======== Dataset content

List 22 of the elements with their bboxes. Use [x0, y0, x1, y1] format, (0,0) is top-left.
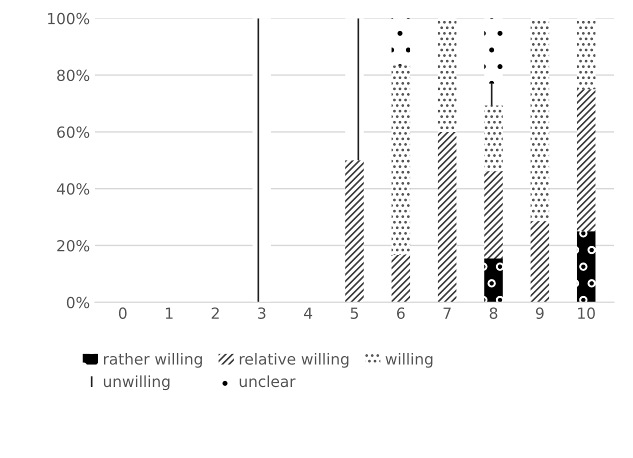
legend-label: relative willing — [240, 352, 348, 368]
legend-label: willing — [386, 352, 432, 368]
x-tick-label: 0 — [118, 307, 127, 319]
y-tick-label: 80% — [57, 70, 90, 82]
x-tick-label: 10 — [578, 307, 595, 319]
y-tick-label: 40% — [56, 183, 90, 195]
y-tick-label: 100% — [48, 12, 90, 24]
x-tick-label: 3 — [258, 307, 266, 319]
x-tick-label: 7 — [444, 308, 451, 319]
y-tick-label: 0% — [66, 296, 90, 308]
x-tick-label: 2 — [212, 307, 219, 319]
x-tick-label: 8 — [490, 307, 498, 319]
x-tick-label: 1 — [166, 308, 173, 319]
legend-label: unwilling — [104, 375, 170, 390]
x-tick-label: 9 — [536, 307, 544, 319]
legend-label: rather willing — [104, 352, 202, 368]
x-tick-label: 6 — [397, 307, 405, 319]
y-tick-label: 60% — [57, 126, 90, 138]
y-tick-label: 20% — [57, 240, 90, 252]
x-tick-label: 5 — [350, 308, 358, 319]
legend-label: unclear — [240, 375, 296, 388]
x-tick-label: 4 — [304, 308, 312, 319]
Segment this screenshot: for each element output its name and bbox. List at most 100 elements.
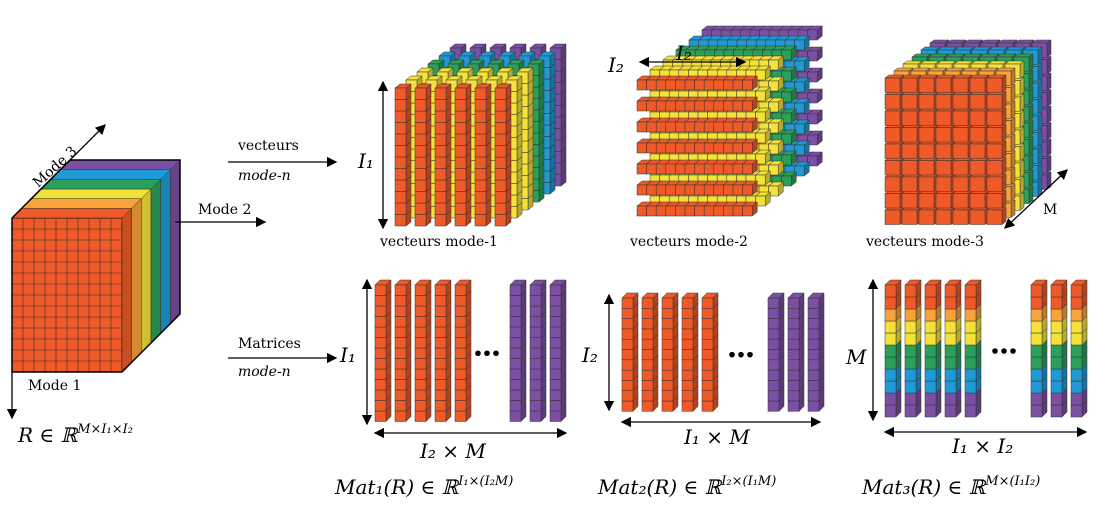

================

_Required work_. Pick out and copy each line of the items above that contains the string "elements". Case counts.

_Result for this exercise_.
List 22 of the elements with their bboxes. Use [x0, y0, x1, y1] format, (0,0) is top-left.
Segment this screenshot: for each element output its name and bbox. List at most 100 elements.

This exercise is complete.